===== STORED ROWS
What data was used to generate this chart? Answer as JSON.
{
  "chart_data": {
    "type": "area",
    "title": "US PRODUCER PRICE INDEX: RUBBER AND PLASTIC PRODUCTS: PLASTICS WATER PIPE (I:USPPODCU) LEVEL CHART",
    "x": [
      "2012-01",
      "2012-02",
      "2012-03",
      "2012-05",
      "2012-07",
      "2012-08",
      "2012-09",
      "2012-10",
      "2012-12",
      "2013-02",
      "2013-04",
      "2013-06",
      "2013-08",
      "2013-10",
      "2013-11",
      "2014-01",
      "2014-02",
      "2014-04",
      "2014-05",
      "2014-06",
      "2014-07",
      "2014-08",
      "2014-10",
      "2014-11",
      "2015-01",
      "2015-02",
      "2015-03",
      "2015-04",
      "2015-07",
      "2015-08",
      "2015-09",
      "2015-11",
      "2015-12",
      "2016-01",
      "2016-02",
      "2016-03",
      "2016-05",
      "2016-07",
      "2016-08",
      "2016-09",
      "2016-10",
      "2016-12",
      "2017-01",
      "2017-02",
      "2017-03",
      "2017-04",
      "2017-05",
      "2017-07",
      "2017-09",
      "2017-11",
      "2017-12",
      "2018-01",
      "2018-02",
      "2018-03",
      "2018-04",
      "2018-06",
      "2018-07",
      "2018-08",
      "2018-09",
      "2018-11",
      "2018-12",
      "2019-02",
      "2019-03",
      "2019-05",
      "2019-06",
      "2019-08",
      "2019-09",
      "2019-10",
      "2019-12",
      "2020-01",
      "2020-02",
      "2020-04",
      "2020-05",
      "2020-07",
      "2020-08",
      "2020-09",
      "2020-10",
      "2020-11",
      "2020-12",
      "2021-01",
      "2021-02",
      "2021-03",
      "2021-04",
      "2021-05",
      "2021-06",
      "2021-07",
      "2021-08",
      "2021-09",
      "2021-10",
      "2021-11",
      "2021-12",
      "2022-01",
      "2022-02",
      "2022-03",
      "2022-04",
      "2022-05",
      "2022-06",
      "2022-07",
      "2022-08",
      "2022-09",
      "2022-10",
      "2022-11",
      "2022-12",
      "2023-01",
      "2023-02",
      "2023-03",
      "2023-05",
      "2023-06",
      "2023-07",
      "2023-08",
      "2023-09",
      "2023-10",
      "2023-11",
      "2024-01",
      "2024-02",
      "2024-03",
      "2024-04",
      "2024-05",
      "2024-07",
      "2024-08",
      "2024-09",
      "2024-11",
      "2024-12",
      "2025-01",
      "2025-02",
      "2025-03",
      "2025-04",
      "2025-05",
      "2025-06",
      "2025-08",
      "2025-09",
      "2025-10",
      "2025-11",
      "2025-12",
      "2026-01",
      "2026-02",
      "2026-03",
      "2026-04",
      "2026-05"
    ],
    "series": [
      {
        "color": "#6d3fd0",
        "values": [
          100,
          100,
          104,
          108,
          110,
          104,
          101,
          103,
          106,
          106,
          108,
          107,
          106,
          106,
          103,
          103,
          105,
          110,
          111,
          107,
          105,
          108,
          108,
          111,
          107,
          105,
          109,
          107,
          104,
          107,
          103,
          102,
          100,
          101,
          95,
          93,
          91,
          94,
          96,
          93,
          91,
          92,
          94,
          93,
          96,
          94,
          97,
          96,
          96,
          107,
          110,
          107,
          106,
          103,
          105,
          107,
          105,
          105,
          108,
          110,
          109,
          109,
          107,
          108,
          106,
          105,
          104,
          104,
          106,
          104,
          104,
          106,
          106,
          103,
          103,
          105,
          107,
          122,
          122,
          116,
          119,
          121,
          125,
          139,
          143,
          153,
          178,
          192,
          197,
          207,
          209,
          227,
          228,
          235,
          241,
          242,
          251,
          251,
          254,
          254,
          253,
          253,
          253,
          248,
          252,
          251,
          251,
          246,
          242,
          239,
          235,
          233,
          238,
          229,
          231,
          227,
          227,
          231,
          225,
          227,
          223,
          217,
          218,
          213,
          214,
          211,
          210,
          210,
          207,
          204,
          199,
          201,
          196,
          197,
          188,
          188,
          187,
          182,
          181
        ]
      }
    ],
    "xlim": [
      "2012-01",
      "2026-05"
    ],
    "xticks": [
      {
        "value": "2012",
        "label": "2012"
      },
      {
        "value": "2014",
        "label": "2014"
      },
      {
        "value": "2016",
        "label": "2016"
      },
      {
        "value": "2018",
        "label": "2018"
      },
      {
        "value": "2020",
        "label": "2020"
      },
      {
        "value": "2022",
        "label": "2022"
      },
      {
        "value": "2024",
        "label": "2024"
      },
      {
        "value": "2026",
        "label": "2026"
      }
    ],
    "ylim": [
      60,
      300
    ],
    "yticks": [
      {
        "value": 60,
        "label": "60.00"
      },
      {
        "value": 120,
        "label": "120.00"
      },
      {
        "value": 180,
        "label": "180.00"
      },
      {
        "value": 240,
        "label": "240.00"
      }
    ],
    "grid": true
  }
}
==========
▶ **AIM OF THE EXERCISE**: Take the entries above and transcribe them exactly.

▶ **PROBLEM SOLUTION**:
What data was used to generate this chart? Answer as JSON.
{
  "chart_data": {
    "type": "area",
    "title": "US PRODUCER PRICE INDEX: RUBBER AND PLASTIC PRODUCTS: PLASTICS WATER PIPE (I:USPPODCU) LEVEL CHART",
    "x": [
      "2012-01",
      "2012-02",
      "2012-03",
      "2012-05",
      "2012-07",
      "2012-08",
      "2012-09",
      "2012-10",
      "2012-12",
      "2013-02",
      "2013-04",
      "2013-06",
      "2013-08",
      "2013-10",
      "2013-11",
      "2014-01",
      "2014-02",
      "2014-04",
      "2014-05",
      "2014-06",
      "2014-07",
      "2014-08",
      "2014-10",
      "2014-11",
      "2015-01",
      "2015-02",
      "2015-03",
      "2015-04",
      "2015-07",
      "2015-08",
      "2015-09",
      "2015-11",
      "2015-12",
      "2016-01",
      "2016-02",
      "2016-03",
      "2016-05",
      "2016-07",
      "2016-08",
      "2016-09",
      "2016-10",
      "2016-12",
      "2017-01",
      "2017-02",
      "2017-03",
      "2017-04",
      "2017-05",
      "2017-07",
      "2017-09",
      "2017-11",
      "2017-12",
      "2018-01",
      "2018-02",
      "2018-03",
      "2018-04",
      "2018-06",
      "2018-07",
      "2018-08",
      "2018-09",
      "2018-11",
      "2018-12",
      "2019-02",
      "2019-03",
      "2019-05",
      "2019-06",
      "2019-08",
      "2019-09",
      "2019-10",
      "2019-12",
      "2020-01",
      "2020-02",
      "2020-04",
      "2020-05",
      "2020-07",
      "2020-08",
      "2020-09",
      "2020-10",
      "2020-11",
      "2020-12",
      "2021-01",
      "2021-02",
      "2021-03",
      "2021-04",
      "2021-05",
      "2021-06",
      "2021-07",
      "2021-08",
      "2021-09",
      "2021-10",
      "2021-11",
      "2021-12",
      "2022-01",
      "2022-02",
      "2022-03",
      "2022-04",
      "2022-05",
      "2022-06",
      "2022-07",
      "2022-08",
      "2022-09",
      "2022-10",
      "2022-11",
      "2022-12",
      "2023-01",
      "2023-02",
      "2023-03",
      "2023-05",
      "2023-06",
      "2023-07",
      "2023-08",
      "2023-09",
      "2023-10",
      "2023-11",
      "2024-01",
      "2024-02",
      "2024-03",
      "2024-04",
      "2024-05",
      "2024-07",
      "2024-08",
      "2024-09",
      "2024-11",
      "2024-12",
      "2025-01",
      "2025-02",
      "2025-03",
      "2025-04",
      "2025-05",
      "2025-06",
      "2025-08",
      "2025-09",
      "2025-10",
      "2025-11",
      "2025-12",
      "2026-01",
      "2026-02",
      "2026-03",
      "2026-04",
      "2026-05"
    ],
    "series": [
      {
        "color": "#6d3fd0",
        "values": [
          100,
          100,
          104,
          108,
          110,
          104,
          101,
          103,
          106,
          106,
          108,
          107,
          106,
          106,
          103,
          103,
          105,
          110,
          111,
          107,
          105,
          108,
          108,
          111,
          107,
          105,
          109,
          107,
          104,
          107,
          103,
          102,
          100,
          101,
          95,
          93,
          91,
          94,
          96,
          93,
          91,
          92,
          94,
          93,
          96,
          94,
          97,
          96,
          96,
          107,
          110,
          107,
          106,
          103,
          105,
          107,
          105,
          105,
          108,
          110,
          109,
          109,
          107,
          108,
          106,
          105,
          104,
          104,
          106,
          104,
          104,
          106,
          106,
          103,
          103,
          105,
          107,
          122,
          122,
          116,
          119,
          121,
          125,
          139,
          143,
          153,
          178,
          192,
          197,
          207,
          209,
          227,
          228,
          235,
          241,
          242,
          251,
          251,
          254,
          254,
          253,
          253,
          253,
          248,
          252,
          251,
          251,
          246,
          242,
          239,
          235,
          233,
          238,
          229,
          231,
          227,
          227,
          231,
          225,
          227,
          223,
          217,
          218,
          213,
          214,
          211,
          210,
          210,
          207,
          204,
          199,
          201,
          196,
          197,
          188,
          188,
          187,
          182,
          181
        ]
      }
    ],
    "xlim": [
      "2012-01",
      "2026-05"
    ],
    "xticks": [
      {
        "value": "2012",
        "label": "2012"
      },
      {
        "value": "2014",
        "label": "2014"
      },
      {
        "value": "2016",
        "label": "2016"
      },
      {
        "value": "2018",
        "label": "2018"
      },
      {
        "value": "2020",
        "label": "2020"
      },
      {
        "value": "2022",
        "label": "2022"
      },
      {
        "value": "2024",
        "label": "2024"
      },
      {
        "value": "2026",
        "label": "2026"
      }
    ],
    "ylim": [
      60,
      300
    ],
    "yticks": [
      {
        "value": 60,
        "label": "60.00"
      },
      {
        "value": 120,
        "label": "120.00"
      },
      {
        "value": 180,
        "label": "180.00"
      },
      {
        "value": 240,
        "label": "240.00"
      }
    ],
    "grid": true
  }
}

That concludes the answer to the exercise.